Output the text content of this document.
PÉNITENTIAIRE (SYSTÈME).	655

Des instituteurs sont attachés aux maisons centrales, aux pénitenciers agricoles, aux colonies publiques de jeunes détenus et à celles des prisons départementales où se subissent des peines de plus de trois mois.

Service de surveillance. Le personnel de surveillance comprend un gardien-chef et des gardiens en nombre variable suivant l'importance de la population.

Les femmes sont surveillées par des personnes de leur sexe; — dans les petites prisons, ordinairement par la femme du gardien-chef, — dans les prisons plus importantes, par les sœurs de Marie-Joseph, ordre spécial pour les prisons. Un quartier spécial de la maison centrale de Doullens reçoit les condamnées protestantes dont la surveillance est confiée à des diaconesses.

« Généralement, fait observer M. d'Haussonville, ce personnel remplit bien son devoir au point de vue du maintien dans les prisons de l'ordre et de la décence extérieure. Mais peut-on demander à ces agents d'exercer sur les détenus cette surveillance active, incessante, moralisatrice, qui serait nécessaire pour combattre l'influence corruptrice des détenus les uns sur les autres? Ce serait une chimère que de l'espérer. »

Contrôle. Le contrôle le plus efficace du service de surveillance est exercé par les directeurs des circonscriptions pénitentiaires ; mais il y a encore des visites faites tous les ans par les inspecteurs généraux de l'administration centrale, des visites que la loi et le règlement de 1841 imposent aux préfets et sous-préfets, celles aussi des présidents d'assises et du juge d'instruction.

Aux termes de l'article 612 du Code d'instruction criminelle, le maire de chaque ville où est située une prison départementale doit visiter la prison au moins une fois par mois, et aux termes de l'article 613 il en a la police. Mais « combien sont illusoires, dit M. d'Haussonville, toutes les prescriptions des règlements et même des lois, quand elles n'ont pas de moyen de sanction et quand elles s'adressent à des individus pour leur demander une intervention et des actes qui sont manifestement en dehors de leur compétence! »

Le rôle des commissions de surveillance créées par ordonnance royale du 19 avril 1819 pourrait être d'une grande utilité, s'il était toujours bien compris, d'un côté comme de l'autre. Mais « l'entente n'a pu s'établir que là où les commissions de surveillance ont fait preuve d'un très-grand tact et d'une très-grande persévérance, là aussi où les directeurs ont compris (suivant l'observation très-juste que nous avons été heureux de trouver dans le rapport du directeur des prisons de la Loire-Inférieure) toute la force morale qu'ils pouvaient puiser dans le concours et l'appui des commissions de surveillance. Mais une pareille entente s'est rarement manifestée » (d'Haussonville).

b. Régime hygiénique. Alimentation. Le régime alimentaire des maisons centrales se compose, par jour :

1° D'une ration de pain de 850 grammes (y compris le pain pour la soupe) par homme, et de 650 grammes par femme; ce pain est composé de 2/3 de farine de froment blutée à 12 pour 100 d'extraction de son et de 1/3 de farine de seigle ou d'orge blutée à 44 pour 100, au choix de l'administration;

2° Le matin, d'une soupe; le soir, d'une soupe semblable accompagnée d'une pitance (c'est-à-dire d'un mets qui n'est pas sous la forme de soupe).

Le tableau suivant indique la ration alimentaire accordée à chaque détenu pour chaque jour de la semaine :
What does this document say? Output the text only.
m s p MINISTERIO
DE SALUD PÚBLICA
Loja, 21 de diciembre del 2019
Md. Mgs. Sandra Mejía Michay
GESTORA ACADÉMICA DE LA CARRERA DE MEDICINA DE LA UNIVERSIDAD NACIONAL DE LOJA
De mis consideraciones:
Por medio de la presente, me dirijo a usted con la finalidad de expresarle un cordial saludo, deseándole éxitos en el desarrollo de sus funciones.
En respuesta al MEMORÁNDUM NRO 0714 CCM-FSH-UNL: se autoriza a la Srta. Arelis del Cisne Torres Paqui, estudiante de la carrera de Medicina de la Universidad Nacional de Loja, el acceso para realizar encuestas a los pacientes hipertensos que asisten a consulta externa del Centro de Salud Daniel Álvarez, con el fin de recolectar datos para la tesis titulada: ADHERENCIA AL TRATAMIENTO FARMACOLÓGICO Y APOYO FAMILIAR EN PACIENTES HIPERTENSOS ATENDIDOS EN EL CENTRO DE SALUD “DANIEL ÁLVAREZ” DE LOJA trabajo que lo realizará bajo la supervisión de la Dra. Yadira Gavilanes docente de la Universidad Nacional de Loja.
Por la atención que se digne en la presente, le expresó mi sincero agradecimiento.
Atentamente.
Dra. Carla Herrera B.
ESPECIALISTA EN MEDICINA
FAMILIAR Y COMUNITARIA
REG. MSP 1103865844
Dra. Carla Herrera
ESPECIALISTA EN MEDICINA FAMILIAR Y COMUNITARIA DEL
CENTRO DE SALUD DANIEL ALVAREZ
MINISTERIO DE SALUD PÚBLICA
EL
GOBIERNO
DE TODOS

What the task asks:
Using the listing above, return all lines where the word "celles" occurs.

Exercise answer:
Des instituteurs sont attachés aux maisons centrales, aux pénitenciers agricoles, aux colonies publiques de jeunes détenus et à celles des prisons départementales où se subissent des peines de plus de trois mois.
Contrôle. Le contrôle le plus efficace du service de surveillance est exercé par les directeurs des circonscriptions pénitentiaires ; mais il y a encore des visites faites tous les ans par les inspecteurs généraux de l'administration centrale, des visites que la loi et le règlement de 1841 imposent aux préfets et sous-préfets, celles aussi des présidents d'assises et du juge d'instruction.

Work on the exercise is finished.